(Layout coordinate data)
** start **
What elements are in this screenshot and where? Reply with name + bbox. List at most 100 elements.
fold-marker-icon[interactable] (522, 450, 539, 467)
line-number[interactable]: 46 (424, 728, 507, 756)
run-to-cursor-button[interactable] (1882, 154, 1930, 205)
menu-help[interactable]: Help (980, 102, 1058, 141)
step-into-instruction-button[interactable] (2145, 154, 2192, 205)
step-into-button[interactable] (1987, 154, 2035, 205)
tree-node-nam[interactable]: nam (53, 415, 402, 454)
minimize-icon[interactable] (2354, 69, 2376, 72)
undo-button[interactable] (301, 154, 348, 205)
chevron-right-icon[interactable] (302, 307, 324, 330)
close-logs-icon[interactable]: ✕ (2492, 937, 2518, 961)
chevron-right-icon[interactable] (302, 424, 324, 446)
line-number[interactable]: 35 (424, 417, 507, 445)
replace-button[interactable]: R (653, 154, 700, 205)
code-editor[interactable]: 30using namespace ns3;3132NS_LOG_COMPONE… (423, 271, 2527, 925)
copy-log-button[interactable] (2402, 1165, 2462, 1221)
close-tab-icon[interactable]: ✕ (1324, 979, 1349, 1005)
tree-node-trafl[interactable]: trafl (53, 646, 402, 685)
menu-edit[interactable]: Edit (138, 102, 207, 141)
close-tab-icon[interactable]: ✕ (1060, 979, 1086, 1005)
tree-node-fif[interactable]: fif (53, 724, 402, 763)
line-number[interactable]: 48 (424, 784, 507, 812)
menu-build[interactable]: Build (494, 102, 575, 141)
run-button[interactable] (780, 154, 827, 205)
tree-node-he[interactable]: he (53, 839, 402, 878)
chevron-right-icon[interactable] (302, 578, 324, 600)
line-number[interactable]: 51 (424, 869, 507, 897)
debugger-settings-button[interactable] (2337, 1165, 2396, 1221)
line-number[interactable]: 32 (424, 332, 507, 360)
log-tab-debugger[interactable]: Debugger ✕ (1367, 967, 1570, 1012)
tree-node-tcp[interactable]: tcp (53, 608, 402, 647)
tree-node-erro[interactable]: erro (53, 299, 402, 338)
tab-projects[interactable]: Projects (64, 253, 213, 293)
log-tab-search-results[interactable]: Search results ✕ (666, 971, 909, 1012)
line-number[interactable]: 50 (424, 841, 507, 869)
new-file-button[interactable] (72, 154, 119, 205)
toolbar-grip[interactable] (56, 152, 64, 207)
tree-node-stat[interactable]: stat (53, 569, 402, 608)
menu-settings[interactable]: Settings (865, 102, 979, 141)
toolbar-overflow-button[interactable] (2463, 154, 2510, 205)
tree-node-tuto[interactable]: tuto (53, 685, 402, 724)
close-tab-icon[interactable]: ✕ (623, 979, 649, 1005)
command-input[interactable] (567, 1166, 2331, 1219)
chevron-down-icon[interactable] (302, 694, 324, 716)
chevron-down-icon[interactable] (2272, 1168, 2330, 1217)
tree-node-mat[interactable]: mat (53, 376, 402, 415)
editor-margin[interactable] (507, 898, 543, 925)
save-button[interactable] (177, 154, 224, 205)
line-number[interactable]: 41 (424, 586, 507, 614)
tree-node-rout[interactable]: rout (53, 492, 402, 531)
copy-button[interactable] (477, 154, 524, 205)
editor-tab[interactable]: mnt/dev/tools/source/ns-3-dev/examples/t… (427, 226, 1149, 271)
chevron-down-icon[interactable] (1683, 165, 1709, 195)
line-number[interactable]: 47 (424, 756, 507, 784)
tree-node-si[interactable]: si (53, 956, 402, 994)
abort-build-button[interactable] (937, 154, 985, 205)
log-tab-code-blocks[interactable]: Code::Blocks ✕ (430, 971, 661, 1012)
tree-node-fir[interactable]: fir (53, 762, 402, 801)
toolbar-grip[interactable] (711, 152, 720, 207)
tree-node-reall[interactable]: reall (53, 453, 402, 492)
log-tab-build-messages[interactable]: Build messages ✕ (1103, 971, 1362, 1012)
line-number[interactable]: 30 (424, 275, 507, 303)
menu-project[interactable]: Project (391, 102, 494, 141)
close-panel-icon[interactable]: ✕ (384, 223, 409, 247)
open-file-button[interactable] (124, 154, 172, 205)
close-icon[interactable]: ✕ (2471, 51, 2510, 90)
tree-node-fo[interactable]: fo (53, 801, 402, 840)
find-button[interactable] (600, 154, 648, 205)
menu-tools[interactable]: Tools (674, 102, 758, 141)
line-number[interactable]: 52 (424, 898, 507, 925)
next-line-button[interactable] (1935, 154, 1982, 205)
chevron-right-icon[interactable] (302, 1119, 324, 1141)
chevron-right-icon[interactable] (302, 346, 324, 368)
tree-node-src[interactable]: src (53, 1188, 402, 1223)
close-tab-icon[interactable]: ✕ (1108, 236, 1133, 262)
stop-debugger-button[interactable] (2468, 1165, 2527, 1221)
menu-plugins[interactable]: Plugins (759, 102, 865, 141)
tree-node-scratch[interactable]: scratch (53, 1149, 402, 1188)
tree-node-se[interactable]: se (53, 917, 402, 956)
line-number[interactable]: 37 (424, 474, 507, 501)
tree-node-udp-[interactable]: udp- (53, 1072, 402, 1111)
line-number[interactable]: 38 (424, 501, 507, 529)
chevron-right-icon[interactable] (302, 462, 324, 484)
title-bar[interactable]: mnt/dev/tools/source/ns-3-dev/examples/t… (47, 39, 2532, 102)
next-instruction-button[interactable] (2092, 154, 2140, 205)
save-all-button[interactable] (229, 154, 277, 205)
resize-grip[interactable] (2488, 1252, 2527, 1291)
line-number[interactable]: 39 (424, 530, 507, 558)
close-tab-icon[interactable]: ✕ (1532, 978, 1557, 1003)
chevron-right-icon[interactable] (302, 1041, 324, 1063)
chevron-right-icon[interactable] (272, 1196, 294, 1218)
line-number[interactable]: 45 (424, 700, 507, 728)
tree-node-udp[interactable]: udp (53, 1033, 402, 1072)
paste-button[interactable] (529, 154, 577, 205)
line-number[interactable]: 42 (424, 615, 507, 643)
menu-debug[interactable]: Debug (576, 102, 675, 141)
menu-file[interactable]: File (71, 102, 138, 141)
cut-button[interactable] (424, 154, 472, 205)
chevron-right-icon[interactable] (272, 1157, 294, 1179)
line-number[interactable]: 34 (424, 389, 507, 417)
** end **
#### [What the task requires]
Can you give the listing above again with every "chevron-right-icon" changed to "arrow-right-icon" and nothing else altered?

#### [Written response]
What elements are in this screenshot and where? Reply with name + bbox. List at most 100 elements.
fold-marker-icon[interactable] (522, 450, 539, 467)
line-number[interactable]: 46 (424, 728, 507, 756)
run-to-cursor-button[interactable] (1882, 154, 1930, 205)
menu-help[interactable]: Help (980, 102, 1058, 141)
step-into-instruction-button[interactable] (2145, 154, 2192, 205)
step-into-button[interactable] (1987, 154, 2035, 205)
tree-node-nam[interactable]: nam (53, 415, 402, 454)
minimize-icon[interactable] (2354, 69, 2376, 72)
undo-button[interactable] (301, 154, 348, 205)
arrow-right-icon[interactable] (302, 307, 324, 330)
close-logs-icon[interactable]: ✕ (2492, 937, 2518, 961)
arrow-right-icon[interactable] (302, 424, 324, 446)
line-number[interactable]: 35 (424, 417, 507, 445)
replace-button[interactable]: R (653, 154, 700, 205)
code-editor[interactable]: 30using namespace ns3;3132NS_LOG_COMPONE… (423, 271, 2527, 925)
copy-log-button[interactable] (2402, 1165, 2462, 1221)
close-tab-icon[interactable]: ✕ (1324, 979, 1349, 1005)
tree-node-trafl[interactable]: trafl (53, 646, 402, 685)
menu-edit[interactable]: Edit (138, 102, 207, 141)
close-tab-icon[interactable]: ✕ (1060, 979, 1086, 1005)
tree-node-fif[interactable]: fif (53, 724, 402, 763)
line-number[interactable]: 48 (424, 784, 507, 812)
menu-build[interactable]: Build (494, 102, 575, 141)
run-button[interactable] (780, 154, 827, 205)
tree-node-he[interactable]: he (53, 839, 402, 878)
arrow-right-icon[interactable] (302, 578, 324, 600)
line-number[interactable]: 51 (424, 869, 507, 897)
debugger-settings-button[interactable] (2337, 1165, 2396, 1221)
line-number[interactable]: 32 (424, 332, 507, 360)
log-tab-debugger[interactable]: Debugger ✕ (1367, 967, 1570, 1012)
tree-node-tcp[interactable]: tcp (53, 608, 402, 647)
tree-node-erro[interactable]: erro (53, 299, 402, 338)
tab-projects[interactable]: Projects (64, 253, 213, 293)
log-tab-search-results[interactable]: Search results ✕ (666, 971, 909, 1012)
line-number[interactable]: 50 (424, 841, 507, 869)
new-file-button[interactable] (72, 154, 119, 205)
toolbar-grip[interactable] (56, 152, 64, 207)
tree-node-stat[interactable]: stat (53, 569, 402, 608)
menu-settings[interactable]: Settings (865, 102, 979, 141)
toolbar-overflow-button[interactable] (2463, 154, 2510, 205)
tree-node-tuto[interactable]: tuto (53, 685, 402, 724)
close-tab-icon[interactable]: ✕ (623, 979, 649, 1005)
command-input[interactable] (567, 1166, 2331, 1219)
chevron-down-icon[interactable] (302, 694, 324, 716)
chevron-down-icon[interactable] (2272, 1168, 2330, 1217)
tree-node-mat[interactable]: mat (53, 376, 402, 415)
editor-margin[interactable] (507, 898, 543, 925)
save-button[interactable] (177, 154, 224, 205)
line-number[interactable]: 41 (424, 586, 507, 614)
tree-node-rout[interactable]: rout (53, 492, 402, 531)
copy-button[interactable] (477, 154, 524, 205)
editor-tab[interactable]: mnt/dev/tools/source/ns-3-dev/examples/t… (427, 226, 1149, 271)
chevron-down-icon[interactable] (1683, 165, 1709, 195)
line-number[interactable]: 47 (424, 756, 507, 784)
tree-node-si[interactable]: si (53, 956, 402, 994)
abort-build-button[interactable] (937, 154, 985, 205)
log-tab-code-blocks[interactable]: Code::Blocks ✕ (430, 971, 661, 1012)
tree-node-fir[interactable]: fir (53, 762, 402, 801)
toolbar-grip[interactable] (711, 152, 720, 207)
tree-node-reall[interactable]: reall (53, 453, 402, 492)
log-tab-build-messages[interactable]: Build messages ✕ (1103, 971, 1362, 1012)
line-number[interactable]: 30 (424, 275, 507, 303)
menu-project[interactable]: Project (391, 102, 494, 141)
close-panel-icon[interactable]: ✕ (384, 223, 409, 247)
open-file-button[interactable] (124, 154, 172, 205)
close-icon[interactable]: ✕ (2471, 51, 2510, 90)
tree-node-fo[interactable]: fo (53, 801, 402, 840)
find-button[interactable] (600, 154, 648, 205)
menu-tools[interactable]: Tools (674, 102, 758, 141)
line-number[interactable]: 52 (424, 898, 507, 925)
next-line-button[interactable] (1935, 154, 1982, 205)
arrow-right-icon[interactable] (302, 1119, 324, 1141)
arrow-right-icon[interactable] (302, 346, 324, 368)
tree-node-src[interactable]: src (53, 1188, 402, 1223)
close-tab-icon[interactable]: ✕ (1108, 236, 1133, 262)
stop-debugger-button[interactable] (2468, 1165, 2527, 1221)
menu-plugins[interactable]: Plugins (759, 102, 865, 141)
tree-node-scratch[interactable]: scratch (53, 1149, 402, 1188)
tree-node-se[interactable]: se (53, 917, 402, 956)
line-number[interactable]: 37 (424, 474, 507, 501)
tree-node-udp-[interactable]: udp- (53, 1072, 402, 1111)
line-number[interactable]: 38 (424, 501, 507, 529)
arrow-right-icon[interactable] (302, 462, 324, 484)
title-bar[interactable]: mnt/dev/tools/source/ns-3-dev/examples/t… (47, 39, 2532, 102)
next-instruction-button[interactable] (2092, 154, 2140, 205)
save-all-button[interactable] (229, 154, 277, 205)
resize-grip[interactable] (2488, 1252, 2527, 1291)
line-number[interactable]: 39 (424, 530, 507, 558)
close-tab-icon[interactable]: ✕ (1532, 978, 1557, 1003)
arrow-right-icon[interactable] (302, 1041, 324, 1063)
arrow-right-icon[interactable] (272, 1196, 294, 1218)
line-number[interactable]: 45 (424, 700, 507, 728)
tree-node-udp[interactable]: udp (53, 1033, 402, 1072)
paste-button[interactable] (529, 154, 577, 205)
line-number[interactable]: 42 (424, 615, 507, 643)
menu-debug[interactable]: Debug (576, 102, 675, 141)
menu-file[interactable]: File (71, 102, 138, 141)
cut-button[interactable] (424, 154, 472, 205)
arrow-right-icon[interactable] (272, 1157, 294, 1179)
line-number[interactable]: 34 (424, 389, 507, 417)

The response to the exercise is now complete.